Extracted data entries
○ ○ ○ ○ ○

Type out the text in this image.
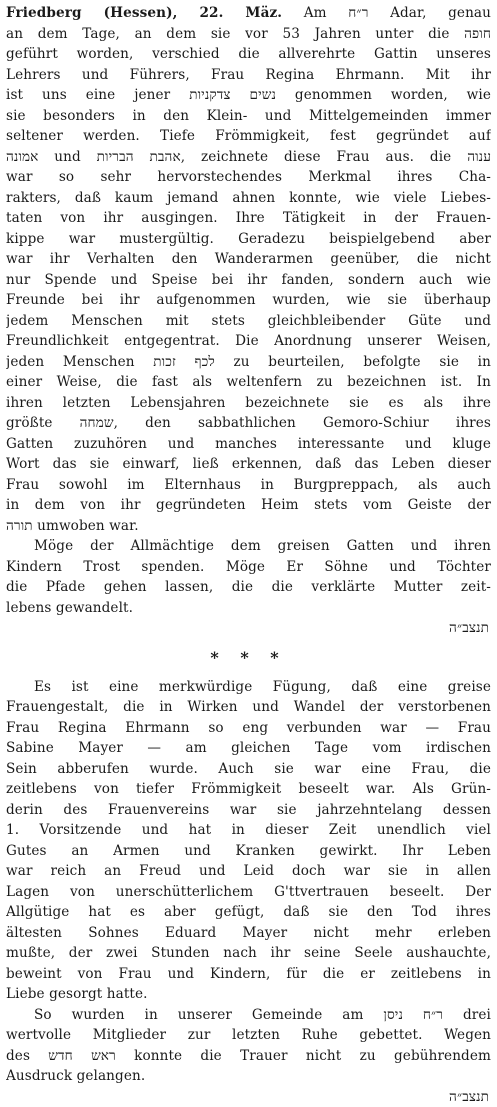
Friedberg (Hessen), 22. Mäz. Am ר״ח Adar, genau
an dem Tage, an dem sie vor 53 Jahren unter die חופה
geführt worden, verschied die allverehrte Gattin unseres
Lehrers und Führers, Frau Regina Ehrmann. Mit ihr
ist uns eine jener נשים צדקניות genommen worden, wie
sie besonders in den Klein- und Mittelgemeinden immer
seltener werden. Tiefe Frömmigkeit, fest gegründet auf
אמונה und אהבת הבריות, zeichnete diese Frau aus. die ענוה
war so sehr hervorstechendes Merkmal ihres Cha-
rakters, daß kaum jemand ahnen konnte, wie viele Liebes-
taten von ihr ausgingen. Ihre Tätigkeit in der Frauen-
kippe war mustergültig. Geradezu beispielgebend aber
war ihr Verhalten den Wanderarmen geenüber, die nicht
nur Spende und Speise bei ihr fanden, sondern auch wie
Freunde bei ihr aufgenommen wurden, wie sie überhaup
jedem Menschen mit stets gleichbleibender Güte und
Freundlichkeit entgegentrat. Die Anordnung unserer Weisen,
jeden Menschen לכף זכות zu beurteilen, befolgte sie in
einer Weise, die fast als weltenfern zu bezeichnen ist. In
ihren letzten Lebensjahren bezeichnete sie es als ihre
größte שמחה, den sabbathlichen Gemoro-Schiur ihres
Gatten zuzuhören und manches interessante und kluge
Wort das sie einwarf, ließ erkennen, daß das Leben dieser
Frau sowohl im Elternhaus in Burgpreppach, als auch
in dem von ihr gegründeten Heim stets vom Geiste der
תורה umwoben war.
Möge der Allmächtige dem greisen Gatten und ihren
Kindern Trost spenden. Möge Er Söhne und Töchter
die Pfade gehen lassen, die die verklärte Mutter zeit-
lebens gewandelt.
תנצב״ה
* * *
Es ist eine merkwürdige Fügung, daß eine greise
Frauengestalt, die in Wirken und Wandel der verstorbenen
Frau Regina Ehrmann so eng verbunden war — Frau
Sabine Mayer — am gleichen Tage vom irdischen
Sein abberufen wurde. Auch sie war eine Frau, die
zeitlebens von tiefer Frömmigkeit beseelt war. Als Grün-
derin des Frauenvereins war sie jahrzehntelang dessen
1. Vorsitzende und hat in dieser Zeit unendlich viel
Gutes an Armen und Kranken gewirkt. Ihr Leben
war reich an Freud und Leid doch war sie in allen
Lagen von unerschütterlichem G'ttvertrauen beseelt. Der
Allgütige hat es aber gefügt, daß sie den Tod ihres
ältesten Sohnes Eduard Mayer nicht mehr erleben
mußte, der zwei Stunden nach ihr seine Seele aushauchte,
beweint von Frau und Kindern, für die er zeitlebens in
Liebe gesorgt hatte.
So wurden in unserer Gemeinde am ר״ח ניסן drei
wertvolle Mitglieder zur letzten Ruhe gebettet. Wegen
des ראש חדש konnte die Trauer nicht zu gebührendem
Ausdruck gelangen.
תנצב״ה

○ ○ ○ ○ ○

Task brief
State how many lines of the entries include the string "Gatten", with nothing besides the number.

Answer section
2